Exercise details |
Gather all lines in the data that hold the string "name".

The input |
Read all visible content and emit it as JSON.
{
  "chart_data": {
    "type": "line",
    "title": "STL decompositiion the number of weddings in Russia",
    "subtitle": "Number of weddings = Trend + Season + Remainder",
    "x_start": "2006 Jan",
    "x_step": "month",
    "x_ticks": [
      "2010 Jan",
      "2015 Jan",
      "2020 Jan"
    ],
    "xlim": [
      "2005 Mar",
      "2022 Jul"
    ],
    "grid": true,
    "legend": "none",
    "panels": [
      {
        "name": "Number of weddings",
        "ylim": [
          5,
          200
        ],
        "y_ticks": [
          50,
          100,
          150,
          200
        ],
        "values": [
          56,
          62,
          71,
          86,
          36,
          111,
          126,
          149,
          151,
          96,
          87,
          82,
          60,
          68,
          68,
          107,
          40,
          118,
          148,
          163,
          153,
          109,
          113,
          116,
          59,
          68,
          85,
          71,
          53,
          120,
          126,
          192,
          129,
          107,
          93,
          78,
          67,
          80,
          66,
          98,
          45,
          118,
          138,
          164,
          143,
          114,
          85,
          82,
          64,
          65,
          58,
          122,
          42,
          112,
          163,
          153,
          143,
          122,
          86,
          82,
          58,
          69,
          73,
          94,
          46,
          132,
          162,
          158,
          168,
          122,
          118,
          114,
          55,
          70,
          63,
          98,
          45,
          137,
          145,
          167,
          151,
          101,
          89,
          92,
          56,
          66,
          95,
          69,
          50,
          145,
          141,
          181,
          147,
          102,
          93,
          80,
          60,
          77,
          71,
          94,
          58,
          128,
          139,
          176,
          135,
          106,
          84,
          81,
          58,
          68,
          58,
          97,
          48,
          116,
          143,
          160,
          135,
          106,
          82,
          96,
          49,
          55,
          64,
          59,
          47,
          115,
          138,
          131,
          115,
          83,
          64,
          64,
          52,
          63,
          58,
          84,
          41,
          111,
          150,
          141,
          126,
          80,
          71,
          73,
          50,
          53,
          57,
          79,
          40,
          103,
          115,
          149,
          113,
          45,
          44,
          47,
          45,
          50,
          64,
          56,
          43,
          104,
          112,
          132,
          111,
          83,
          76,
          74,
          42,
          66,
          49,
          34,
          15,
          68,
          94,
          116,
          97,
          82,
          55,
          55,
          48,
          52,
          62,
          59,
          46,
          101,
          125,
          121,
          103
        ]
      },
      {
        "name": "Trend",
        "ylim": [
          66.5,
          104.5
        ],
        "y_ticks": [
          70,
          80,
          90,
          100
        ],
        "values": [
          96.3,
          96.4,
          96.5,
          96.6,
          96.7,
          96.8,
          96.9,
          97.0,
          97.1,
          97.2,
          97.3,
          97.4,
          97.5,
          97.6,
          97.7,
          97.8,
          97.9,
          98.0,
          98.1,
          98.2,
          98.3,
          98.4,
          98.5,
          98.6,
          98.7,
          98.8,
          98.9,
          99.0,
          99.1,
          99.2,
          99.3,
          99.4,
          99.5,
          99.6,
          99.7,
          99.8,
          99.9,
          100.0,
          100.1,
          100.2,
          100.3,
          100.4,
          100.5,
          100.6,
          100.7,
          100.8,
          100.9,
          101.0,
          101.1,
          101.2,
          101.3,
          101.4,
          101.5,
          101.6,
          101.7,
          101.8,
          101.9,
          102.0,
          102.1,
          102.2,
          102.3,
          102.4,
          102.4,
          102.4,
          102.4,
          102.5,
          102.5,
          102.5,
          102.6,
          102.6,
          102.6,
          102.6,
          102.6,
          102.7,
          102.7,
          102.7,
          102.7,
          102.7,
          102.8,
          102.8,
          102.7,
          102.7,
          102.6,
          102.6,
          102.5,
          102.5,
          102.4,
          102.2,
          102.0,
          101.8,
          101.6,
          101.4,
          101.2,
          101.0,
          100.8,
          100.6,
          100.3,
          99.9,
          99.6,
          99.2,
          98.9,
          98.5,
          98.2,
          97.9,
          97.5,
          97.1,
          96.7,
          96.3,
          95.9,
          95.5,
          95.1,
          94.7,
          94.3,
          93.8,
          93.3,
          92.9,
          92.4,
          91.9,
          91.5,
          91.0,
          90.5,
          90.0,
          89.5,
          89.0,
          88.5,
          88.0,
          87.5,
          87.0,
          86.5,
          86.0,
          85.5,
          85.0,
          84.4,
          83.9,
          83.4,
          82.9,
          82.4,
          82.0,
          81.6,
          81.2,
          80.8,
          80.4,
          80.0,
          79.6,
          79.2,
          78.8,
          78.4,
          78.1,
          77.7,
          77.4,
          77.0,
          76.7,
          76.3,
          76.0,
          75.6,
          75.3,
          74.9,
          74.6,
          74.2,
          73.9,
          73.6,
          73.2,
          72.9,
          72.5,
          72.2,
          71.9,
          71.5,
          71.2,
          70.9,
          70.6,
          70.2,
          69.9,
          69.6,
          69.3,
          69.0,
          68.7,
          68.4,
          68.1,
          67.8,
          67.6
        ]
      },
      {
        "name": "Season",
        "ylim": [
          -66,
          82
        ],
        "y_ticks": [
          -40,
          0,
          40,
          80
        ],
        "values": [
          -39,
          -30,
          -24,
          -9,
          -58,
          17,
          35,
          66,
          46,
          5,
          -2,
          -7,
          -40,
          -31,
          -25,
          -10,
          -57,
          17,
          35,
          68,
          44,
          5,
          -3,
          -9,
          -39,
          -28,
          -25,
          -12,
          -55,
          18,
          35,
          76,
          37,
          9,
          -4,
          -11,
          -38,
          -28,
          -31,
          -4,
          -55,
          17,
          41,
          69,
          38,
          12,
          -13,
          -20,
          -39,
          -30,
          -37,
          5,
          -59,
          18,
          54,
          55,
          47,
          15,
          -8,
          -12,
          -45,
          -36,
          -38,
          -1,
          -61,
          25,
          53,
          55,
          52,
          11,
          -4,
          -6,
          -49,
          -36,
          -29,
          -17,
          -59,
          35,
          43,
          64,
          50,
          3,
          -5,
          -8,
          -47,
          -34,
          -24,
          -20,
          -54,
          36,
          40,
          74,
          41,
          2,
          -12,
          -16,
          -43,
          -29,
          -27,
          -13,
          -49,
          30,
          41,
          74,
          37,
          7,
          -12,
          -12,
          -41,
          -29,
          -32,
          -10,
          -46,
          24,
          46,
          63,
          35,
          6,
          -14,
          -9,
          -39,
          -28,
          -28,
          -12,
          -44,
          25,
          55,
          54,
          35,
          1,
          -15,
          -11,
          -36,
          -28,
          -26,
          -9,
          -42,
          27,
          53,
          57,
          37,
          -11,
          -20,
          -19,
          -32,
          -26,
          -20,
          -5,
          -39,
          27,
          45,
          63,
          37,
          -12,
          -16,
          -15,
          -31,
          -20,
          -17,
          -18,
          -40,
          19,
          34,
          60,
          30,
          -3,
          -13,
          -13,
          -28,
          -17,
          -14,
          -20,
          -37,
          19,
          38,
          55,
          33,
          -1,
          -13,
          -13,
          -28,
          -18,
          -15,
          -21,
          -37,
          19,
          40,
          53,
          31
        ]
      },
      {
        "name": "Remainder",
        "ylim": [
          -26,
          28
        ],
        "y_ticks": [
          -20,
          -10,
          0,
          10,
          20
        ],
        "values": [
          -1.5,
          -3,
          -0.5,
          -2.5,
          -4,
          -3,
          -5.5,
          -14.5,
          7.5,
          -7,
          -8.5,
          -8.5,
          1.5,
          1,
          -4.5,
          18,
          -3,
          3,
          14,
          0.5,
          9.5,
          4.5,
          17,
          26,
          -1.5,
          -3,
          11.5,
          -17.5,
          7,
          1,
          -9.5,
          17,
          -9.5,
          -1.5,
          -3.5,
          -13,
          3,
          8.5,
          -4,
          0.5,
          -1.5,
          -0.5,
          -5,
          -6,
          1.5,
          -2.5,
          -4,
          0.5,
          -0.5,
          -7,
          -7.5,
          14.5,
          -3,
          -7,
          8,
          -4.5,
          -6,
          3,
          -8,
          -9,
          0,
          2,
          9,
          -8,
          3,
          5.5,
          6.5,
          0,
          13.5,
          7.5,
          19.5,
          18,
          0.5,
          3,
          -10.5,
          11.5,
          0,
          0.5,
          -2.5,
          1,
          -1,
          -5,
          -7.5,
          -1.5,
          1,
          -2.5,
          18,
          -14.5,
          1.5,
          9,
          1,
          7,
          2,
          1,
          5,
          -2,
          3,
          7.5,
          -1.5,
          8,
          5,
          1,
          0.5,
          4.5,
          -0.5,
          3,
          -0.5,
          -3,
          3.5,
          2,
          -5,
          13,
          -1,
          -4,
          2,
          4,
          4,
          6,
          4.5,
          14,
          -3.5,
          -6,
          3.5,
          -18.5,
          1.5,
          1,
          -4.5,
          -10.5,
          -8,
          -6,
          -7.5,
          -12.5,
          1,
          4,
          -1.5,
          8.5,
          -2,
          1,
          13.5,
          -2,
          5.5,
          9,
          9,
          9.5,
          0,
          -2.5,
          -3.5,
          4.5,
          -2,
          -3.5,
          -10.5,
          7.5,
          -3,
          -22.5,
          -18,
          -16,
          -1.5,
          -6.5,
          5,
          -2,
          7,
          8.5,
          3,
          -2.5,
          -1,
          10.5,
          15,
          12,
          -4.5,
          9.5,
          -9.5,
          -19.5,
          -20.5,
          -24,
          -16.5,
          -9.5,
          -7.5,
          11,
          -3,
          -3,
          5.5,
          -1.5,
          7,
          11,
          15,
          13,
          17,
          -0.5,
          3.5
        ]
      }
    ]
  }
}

Reply |
        "name": "Number of weddings",
        "name": "Trend",
        "name": "Season",
        "name": "Remainder",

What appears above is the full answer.